**Objective**
Output the entries verbatim, including every line.

**Extracted information**
---------------

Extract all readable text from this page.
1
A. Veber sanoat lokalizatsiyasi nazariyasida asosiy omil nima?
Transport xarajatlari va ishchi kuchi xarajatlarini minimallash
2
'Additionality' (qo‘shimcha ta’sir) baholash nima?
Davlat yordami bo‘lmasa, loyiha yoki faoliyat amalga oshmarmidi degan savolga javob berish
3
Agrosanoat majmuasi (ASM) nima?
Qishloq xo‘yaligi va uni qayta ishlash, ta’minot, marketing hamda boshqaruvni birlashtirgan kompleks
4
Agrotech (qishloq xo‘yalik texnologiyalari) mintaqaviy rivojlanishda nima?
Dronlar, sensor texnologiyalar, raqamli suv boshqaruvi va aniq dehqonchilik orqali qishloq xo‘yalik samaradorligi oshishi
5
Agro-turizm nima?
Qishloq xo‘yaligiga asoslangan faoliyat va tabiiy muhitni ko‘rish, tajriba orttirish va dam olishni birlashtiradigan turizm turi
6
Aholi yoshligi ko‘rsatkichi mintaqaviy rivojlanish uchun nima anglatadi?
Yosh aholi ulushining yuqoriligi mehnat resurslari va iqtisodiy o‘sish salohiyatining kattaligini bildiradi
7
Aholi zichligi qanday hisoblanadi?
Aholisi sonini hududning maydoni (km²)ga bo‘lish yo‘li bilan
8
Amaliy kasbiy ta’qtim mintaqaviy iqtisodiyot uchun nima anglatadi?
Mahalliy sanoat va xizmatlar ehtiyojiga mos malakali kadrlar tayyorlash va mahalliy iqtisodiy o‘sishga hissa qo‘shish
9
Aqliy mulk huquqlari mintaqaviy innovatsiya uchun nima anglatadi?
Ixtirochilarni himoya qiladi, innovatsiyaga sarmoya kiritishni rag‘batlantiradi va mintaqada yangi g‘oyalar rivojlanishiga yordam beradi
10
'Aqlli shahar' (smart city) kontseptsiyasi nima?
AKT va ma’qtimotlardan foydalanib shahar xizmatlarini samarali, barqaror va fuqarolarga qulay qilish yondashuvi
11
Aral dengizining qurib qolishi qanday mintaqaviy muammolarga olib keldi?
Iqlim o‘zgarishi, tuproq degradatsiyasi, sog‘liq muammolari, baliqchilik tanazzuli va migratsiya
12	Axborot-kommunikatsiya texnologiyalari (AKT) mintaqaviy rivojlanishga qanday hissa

---------------

**Output of the exercise**
Extract all readable text from this page.
1
A. Veber sanoat lokalizatsiyasi nazariyasida asosiy omil nima?
Transport xarajatlari va ishchi kuchi xarajatlarini minimallash
2
'Additionality' (qo‘shimcha ta’sir) baholash nima?
Davlat yordami bo‘lmasa, loyiha yoki faoliyat amalga oshmarmidi degan savolga javob berish
3
Agrosanoat majmuasi (ASM) nima?
Qishloq xo‘yaligi va uni qayta ishlash, ta’minot, marketing hamda boshqaruvni birlashtirgan kompleks
4
Agrotech (qishloq xo‘yalik texnologiyalari) mintaqaviy rivojlanishda nima?
Dronlar, sensor texnologiyalar, raqamli suv boshqaruvi va aniq dehqonchilik orqali qishloq xo‘yalik samaradorligi oshishi
5
Agro-turizm nima?
Qishloq xo‘yaligiga asoslangan faoliyat va tabiiy muhitni ko‘rish, tajriba orttirish va dam olishni birlashtiradigan turizm turi
6
Aholi yoshligi ko‘rsatkichi mintaqaviy rivojlanish uchun nima anglatadi?
Yosh aholi ulushining yuqoriligi mehnat resurslari va iqtisodiy o‘sish salohiyatining kattaligini bildiradi
7
Aholi zichligi qanday hisoblanadi?
Aholisi sonini hududning maydoni (km²)ga bo‘lish yo‘li bilan
8
Amaliy kasbiy ta’qtim mintaqaviy iqtisodiyot uchun nima anglatadi?
Mahalliy sanoat va xizmatlar ehtiyojiga mos malakali kadrlar tayyorlash va mahalliy iqtisodiy o‘sishga hissa qo‘shish
9
Aqliy mulk huquqlari mintaqaviy innovatsiya uchun nima anglatadi?
Ixtirochilarni himoya qiladi, innovatsiyaga sarmoya kiritishni rag‘batlantiradi va mintaqada yangi g‘oyalar rivojlanishiga yordam beradi
10
'Aqlli shahar' (smart city) kontseptsiyasi nima?
AKT va ma’qtimotlardan foydalanib shahar xizmatlarini samarali, barqaror va fuqarolarga qulay qilish yondashuvi
11
Aral dengizining qurib qolishi qanday mintaqaviy muammolarga olib keldi?
Iqlim o‘zgarishi, tuproq degradatsiyasi, sog‘liq muammolari, baliqchilik tanazzuli va migratsiya
12	Axborot-kommunikatsiya texnologiyalari (AKT) mintaqaviy rivojlanishga qanday hissa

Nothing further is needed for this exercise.